Pick out every line of the entries below where "former" occurs, and copy those lines.

- WORKING DATA:
START

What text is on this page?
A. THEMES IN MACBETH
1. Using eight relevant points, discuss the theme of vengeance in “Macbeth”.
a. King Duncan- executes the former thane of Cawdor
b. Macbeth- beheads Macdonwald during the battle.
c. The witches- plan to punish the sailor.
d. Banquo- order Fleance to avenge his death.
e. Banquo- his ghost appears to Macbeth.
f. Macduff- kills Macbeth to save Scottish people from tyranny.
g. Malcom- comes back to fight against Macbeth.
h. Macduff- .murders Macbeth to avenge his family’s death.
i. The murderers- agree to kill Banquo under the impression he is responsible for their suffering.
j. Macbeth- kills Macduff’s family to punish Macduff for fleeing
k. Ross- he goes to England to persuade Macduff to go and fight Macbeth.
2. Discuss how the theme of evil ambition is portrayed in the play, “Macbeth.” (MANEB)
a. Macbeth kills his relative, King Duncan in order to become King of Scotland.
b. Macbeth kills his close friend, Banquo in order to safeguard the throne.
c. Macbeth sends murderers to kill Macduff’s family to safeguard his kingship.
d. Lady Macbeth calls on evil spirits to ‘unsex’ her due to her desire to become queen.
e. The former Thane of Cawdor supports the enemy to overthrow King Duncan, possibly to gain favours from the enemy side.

END
START

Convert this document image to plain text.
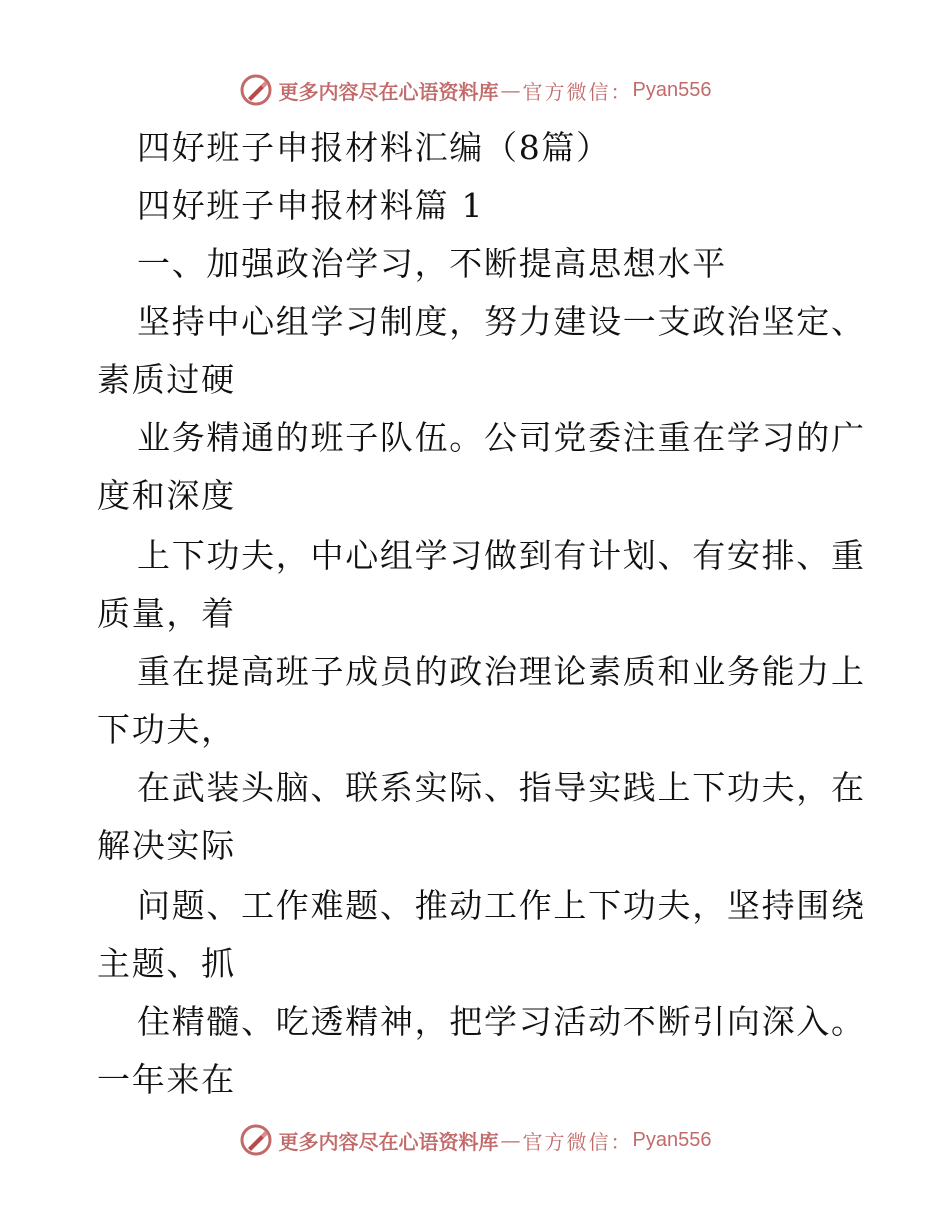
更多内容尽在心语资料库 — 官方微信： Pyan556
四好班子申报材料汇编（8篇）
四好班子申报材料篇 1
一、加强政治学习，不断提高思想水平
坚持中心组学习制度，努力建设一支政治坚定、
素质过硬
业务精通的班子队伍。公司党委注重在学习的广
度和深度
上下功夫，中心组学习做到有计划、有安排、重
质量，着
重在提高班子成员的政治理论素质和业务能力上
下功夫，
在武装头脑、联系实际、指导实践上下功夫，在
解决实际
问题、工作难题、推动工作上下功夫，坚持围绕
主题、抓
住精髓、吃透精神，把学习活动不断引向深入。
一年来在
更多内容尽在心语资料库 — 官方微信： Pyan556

END

- ANSWER FOR THIS EXERCISE:
a. King Duncan- executes the former thane of Cawdor
e. The former Thane of Cawdor supports the enemy to overthrow King Duncan, possibly to gain favours from the enemy side.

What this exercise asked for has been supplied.